* Given instruction
Report only how many lines of the entries below contain the string "template".

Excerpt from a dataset
--

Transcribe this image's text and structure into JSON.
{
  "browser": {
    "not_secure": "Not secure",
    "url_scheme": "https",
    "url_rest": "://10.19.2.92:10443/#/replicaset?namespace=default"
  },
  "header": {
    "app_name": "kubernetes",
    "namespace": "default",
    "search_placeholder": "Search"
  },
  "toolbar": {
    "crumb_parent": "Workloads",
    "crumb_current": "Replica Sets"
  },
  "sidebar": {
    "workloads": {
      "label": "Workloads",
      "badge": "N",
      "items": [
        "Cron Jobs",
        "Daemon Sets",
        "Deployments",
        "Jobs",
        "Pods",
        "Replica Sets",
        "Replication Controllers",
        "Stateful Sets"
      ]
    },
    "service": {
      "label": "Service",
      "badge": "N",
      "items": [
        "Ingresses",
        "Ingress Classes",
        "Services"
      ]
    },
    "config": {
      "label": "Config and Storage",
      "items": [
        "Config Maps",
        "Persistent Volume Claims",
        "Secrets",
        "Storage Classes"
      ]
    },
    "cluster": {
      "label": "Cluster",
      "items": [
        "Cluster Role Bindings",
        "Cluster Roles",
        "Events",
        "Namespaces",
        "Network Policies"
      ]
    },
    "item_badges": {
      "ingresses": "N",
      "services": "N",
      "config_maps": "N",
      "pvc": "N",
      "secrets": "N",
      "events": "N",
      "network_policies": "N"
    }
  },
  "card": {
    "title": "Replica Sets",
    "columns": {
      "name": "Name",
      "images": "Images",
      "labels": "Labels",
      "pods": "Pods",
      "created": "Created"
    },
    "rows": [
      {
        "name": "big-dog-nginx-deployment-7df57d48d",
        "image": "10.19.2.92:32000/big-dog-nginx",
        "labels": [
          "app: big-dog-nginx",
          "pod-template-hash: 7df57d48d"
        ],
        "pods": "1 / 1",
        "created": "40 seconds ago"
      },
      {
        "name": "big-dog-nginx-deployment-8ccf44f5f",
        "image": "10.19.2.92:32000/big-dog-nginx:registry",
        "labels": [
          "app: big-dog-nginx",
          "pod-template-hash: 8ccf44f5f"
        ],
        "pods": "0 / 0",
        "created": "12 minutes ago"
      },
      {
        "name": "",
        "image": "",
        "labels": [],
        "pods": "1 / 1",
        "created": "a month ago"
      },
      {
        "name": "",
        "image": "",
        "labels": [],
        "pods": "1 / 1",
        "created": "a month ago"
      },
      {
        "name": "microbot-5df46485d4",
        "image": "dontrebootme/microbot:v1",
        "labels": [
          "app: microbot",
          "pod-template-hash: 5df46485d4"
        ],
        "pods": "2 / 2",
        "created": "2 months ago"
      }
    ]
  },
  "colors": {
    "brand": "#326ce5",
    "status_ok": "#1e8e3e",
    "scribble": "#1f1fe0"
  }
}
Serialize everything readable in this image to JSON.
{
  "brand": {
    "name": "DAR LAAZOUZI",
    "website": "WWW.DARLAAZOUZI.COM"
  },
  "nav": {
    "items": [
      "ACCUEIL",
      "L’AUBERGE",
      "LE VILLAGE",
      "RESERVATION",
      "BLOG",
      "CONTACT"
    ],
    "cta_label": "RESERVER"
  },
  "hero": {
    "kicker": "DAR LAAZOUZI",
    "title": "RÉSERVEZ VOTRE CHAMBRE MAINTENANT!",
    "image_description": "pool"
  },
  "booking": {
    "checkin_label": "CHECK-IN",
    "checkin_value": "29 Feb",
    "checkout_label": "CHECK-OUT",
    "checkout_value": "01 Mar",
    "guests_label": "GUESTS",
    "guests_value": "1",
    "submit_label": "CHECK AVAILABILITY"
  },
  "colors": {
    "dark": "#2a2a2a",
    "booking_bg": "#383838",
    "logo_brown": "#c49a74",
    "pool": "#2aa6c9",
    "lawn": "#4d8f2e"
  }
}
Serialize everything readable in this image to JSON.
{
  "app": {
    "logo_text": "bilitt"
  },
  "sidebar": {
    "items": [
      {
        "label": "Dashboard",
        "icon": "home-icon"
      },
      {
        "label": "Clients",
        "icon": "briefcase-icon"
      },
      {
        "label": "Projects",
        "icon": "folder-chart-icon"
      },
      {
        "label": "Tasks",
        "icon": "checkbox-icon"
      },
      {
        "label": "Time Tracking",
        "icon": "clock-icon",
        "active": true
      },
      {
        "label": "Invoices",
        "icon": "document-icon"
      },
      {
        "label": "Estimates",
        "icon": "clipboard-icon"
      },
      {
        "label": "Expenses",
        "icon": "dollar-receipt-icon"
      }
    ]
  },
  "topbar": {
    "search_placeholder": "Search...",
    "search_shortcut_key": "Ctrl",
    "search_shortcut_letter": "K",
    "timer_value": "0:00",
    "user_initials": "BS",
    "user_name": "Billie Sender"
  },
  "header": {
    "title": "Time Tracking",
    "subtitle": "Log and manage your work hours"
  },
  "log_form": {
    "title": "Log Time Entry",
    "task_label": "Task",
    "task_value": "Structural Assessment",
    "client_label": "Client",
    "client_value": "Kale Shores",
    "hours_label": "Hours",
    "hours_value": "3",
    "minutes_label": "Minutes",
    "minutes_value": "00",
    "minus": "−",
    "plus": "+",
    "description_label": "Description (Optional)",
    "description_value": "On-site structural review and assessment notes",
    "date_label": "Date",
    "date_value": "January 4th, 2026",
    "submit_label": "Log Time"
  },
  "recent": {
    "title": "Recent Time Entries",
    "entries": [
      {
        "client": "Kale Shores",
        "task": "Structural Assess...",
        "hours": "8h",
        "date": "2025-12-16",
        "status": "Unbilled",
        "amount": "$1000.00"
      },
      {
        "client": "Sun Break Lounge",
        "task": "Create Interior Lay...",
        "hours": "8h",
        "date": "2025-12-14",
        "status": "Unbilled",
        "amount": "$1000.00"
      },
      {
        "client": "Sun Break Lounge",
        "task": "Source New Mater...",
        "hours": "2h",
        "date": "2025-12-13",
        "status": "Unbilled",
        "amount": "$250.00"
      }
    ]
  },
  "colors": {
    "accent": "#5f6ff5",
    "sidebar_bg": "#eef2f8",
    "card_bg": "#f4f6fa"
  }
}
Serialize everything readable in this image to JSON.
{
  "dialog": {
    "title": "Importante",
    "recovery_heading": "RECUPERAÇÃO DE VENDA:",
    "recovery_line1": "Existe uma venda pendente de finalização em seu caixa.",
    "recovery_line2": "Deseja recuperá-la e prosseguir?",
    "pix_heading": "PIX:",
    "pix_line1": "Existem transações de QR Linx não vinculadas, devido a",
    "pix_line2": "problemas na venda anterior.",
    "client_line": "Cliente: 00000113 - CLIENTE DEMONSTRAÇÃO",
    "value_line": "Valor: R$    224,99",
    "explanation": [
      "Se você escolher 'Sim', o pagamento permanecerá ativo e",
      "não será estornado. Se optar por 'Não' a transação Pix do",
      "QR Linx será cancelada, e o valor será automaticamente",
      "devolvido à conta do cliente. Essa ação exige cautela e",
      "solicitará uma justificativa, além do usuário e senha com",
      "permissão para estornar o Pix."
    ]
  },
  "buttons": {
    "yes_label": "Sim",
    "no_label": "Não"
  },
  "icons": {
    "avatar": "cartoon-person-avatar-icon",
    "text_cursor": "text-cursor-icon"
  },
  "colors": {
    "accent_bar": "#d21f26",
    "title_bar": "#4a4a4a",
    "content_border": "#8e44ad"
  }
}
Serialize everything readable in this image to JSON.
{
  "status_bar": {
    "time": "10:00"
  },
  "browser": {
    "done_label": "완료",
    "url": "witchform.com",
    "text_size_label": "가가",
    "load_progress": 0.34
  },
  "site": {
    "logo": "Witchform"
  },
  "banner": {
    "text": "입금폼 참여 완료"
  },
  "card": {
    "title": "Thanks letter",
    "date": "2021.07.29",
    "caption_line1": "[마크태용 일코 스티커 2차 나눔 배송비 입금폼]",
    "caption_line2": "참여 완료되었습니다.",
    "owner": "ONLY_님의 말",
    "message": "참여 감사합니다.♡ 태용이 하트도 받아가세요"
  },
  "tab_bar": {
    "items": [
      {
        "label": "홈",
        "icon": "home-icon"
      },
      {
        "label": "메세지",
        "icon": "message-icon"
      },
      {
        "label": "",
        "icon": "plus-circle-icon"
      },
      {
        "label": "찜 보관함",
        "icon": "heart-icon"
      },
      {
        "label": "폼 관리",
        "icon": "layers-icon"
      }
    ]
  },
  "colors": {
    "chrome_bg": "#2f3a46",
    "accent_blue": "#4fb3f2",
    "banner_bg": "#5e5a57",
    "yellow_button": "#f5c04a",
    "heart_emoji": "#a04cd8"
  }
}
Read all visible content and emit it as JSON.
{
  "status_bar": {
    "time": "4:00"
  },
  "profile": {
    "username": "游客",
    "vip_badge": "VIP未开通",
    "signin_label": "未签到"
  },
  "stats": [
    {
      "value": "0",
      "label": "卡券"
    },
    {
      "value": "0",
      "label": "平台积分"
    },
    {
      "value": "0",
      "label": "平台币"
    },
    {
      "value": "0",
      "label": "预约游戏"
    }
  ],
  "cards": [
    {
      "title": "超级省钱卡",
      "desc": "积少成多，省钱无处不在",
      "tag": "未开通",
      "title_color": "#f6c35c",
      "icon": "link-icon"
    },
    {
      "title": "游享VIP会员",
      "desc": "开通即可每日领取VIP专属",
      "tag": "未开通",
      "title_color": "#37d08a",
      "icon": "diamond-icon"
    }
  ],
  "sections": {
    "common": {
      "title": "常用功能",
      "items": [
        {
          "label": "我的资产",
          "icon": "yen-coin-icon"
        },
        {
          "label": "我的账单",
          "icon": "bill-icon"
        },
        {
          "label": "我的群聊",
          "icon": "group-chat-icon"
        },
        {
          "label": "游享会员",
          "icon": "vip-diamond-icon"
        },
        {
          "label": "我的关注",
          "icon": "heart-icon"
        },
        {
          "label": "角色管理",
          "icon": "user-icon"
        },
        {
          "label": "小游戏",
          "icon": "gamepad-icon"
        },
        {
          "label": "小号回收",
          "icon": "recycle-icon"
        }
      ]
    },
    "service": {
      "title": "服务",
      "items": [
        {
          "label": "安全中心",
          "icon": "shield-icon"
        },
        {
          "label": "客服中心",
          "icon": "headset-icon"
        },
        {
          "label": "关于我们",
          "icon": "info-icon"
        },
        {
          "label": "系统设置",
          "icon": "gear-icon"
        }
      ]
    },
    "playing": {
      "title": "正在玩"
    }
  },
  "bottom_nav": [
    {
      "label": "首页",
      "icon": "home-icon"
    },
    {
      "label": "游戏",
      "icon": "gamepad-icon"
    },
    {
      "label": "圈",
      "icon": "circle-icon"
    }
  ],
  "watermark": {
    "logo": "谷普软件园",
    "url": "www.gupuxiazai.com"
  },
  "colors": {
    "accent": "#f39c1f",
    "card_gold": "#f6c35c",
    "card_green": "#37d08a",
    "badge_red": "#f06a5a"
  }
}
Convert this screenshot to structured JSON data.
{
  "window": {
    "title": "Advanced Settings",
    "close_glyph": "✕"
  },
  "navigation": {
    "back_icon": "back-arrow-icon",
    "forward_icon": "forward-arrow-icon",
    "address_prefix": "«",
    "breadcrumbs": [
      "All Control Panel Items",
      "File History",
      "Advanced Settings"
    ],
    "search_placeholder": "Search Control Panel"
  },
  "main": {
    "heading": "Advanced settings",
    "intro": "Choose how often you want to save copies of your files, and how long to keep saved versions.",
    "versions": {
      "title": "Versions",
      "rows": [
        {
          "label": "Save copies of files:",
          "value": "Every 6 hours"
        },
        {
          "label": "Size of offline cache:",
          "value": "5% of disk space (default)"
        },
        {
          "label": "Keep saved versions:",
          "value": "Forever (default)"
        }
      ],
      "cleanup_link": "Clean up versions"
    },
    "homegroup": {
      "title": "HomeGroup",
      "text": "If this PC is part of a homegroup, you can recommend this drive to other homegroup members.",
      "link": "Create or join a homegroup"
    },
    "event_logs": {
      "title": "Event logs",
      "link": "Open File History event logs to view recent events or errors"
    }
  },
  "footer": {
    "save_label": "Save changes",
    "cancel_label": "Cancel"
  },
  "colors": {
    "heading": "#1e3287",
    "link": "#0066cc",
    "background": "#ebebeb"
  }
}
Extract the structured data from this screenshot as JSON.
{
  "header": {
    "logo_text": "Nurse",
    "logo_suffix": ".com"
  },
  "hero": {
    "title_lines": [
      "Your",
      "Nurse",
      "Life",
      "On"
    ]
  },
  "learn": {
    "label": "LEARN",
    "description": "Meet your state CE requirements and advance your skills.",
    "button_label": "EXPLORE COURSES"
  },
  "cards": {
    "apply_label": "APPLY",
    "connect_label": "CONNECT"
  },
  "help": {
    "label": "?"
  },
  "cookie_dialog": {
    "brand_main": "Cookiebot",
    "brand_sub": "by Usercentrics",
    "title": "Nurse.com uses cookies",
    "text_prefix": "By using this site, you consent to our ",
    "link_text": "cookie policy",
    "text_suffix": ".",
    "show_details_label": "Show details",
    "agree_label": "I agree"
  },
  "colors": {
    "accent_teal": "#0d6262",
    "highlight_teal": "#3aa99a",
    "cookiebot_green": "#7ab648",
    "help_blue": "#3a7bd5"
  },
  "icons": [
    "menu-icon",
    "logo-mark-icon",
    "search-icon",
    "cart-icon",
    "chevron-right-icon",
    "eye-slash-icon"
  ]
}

--

* Complete output
3